> [MATERIAL TO PROCESS]
■ ■ ■ ■ ■ ■ ■
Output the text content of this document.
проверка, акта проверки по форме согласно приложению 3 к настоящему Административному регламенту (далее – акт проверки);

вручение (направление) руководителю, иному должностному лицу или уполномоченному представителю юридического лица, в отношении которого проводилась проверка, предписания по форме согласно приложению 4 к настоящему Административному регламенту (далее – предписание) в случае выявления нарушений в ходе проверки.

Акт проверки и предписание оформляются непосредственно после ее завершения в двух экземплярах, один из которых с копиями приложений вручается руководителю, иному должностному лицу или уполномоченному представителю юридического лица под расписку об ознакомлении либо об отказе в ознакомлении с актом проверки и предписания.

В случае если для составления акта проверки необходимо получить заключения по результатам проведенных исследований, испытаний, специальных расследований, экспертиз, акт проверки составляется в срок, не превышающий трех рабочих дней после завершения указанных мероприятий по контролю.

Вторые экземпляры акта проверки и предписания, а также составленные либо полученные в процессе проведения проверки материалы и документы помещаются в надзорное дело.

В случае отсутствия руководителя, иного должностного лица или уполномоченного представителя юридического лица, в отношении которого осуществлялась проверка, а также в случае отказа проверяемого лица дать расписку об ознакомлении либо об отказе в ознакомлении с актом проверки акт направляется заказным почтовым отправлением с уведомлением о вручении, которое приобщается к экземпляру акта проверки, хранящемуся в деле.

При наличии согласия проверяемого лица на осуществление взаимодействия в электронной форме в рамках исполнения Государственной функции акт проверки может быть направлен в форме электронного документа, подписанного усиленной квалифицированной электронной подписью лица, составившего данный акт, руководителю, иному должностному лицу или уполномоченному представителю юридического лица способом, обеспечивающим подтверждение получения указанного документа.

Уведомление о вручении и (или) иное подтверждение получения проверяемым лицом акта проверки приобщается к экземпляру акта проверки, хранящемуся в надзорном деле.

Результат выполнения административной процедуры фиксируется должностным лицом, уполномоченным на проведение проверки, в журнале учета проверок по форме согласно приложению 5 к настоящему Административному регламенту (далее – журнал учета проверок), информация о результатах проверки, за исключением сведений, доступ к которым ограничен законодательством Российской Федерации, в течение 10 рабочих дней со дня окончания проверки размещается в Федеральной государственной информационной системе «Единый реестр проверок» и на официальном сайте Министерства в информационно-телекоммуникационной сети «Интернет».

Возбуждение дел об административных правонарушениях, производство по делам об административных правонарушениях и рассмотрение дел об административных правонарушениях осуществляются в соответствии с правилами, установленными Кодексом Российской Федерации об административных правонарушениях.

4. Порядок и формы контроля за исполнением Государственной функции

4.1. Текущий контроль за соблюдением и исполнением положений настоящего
■ ■ ■ ■ ■ ■ ■
> [WRITTEN TASK]
Copy all lines from the entries that contain the word "исполнением".

> [EXERCISE RESPONSE]
4. Порядок и формы контроля за исполнением Государственной функции
4.1. Текущий контроль за соблюдением и исполнением положений настоящего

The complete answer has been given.